[Saved entries]
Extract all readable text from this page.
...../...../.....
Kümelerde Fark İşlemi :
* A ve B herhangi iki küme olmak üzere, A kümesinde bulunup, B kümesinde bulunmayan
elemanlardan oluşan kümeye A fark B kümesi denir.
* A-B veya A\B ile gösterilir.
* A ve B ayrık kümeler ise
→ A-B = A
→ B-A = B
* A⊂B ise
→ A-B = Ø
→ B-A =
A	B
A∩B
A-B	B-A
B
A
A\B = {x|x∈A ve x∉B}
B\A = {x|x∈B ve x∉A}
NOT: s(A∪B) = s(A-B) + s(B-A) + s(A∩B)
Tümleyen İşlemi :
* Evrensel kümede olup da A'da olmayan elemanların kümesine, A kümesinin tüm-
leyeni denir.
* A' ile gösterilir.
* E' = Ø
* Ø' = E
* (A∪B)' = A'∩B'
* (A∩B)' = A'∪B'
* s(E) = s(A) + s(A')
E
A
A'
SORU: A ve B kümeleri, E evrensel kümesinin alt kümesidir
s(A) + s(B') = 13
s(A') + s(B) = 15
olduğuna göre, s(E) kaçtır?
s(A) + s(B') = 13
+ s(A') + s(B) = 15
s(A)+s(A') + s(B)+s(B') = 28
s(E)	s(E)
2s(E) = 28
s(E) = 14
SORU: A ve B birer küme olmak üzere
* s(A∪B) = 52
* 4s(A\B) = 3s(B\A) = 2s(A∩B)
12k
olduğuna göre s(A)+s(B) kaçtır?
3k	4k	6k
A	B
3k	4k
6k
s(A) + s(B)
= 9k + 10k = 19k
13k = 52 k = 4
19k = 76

## GIVEN TASK
Quote the listing in full, please, keeping every line exact.

## RESULT
Extract all readable text from this page.
...../...../.....
Kümelerde Fark İşlemi :
* A ve B herhangi iki küme olmak üzere, A kümesinde bulunup, B kümesinde bulunmayan
elemanlardan oluşan kümeye A fark B kümesi denir.
* A-B veya A\B ile gösterilir.
* A ve B ayrık kümeler ise
→ A-B = A
→ B-A = B
* A⊂B ise
→ A-B = Ø
→ B-A =
A	B
A∩B
A-B	B-A
B
A
A\B = {x|x∈A ve x∉B}
B\A = {x|x∈B ve x∉A}
NOT: s(A∪B) = s(A-B) + s(B-A) + s(A∩B)
Tümleyen İşlemi :
* Evrensel kümede olup da A'da olmayan elemanların kümesine, A kümesinin tüm-
leyeni denir.
* A' ile gösterilir.
* E' = Ø
* Ø' = E
* (A∪B)' = A'∩B'
* (A∩B)' = A'∪B'
* s(E) = s(A) + s(A')
E
A
A'
SORU: A ve B kümeleri, E evrensel kümesinin alt kümesidir
s(A) + s(B') = 13
s(A') + s(B) = 15
olduğuna göre, s(E) kaçtır?
s(A) + s(B') = 13
+ s(A') + s(B) = 15
s(A)+s(A') + s(B)+s(B') = 28
s(E)	s(E)
2s(E) = 28
s(E) = 14
SORU: A ve B birer küme olmak üzere
* s(A∪B) = 52
* 4s(A\B) = 3s(B\A) = 2s(A∩B)
12k
olduğuna göre s(A)+s(B) kaçtır?
3k	4k	6k
A	B
3k	4k
6k
s(A) + s(B)
= 9k + 10k = 19k
13k = 52 k = 4
19k = 76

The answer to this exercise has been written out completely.